Requirements = Make an exact copy of all the entries, with the pictures left out.
• • • • •
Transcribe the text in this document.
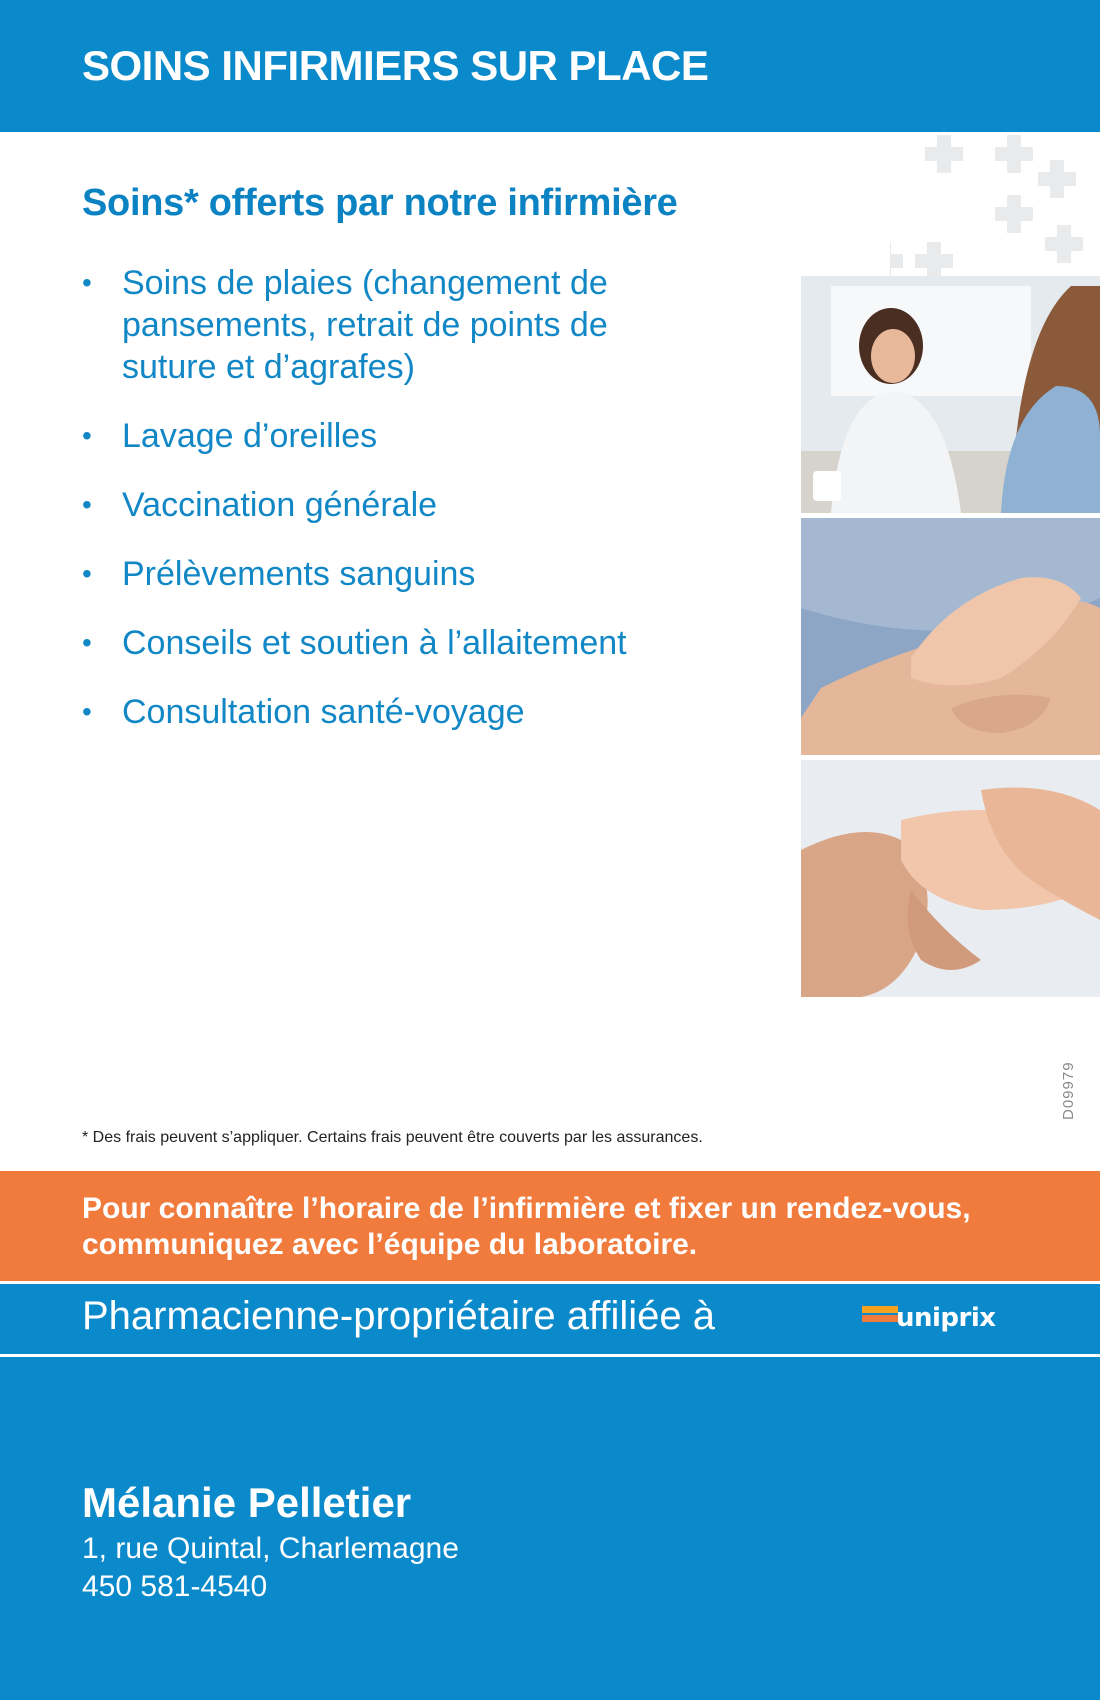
SOINS INFIRMIERS SUR PLACE
Soins* offerts par notre infirmière
• Soins de plaies (changement de pansements, retrait de points de suture et d’agrafes)
• Lavage d’oreilles
• Vaccination générale
• Prélèvements sanguins
• Conseils et soutien à l’allaitement
• Consultation santé-voyage

* Des frais peuvent s’appliquer. Certains frais peuvent être couverts par les assurances.

D09979

Pour connaître l’horaire de l’infirmière et fixer un rendez-vous,
communiquez avec l’équipe du laboratoire.

Pharmacienne-propriétaire affiliée à	uniprix
Mélanie Pelletier

1, rue Quintal, Charlemagne

450 581-4540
• • • • •
Answer for the task =
Transcribe the text in this document.
SOINS INFIRMIERS SUR PLACE
Soins* offerts par notre infirmière
• Soins de plaies (changement de pansements, retrait de points de suture et d’agrafes)
• Lavage d’oreilles
• Vaccination générale
• Prélèvements sanguins
• Conseils et soutien à l’allaitement
• Consultation santé-voyage

* Des frais peuvent s’appliquer. Certains frais peuvent être couverts par les assurances.

D09979

Pour connaître l’horaire de l’infirmière et fixer un rendez-vous,
communiquez avec l’équipe du laboratoire.

Pharmacienne-propriétaire affiliée à	uniprix
Mélanie Pelletier

1, rue Quintal, Charlemagne

450 581-4540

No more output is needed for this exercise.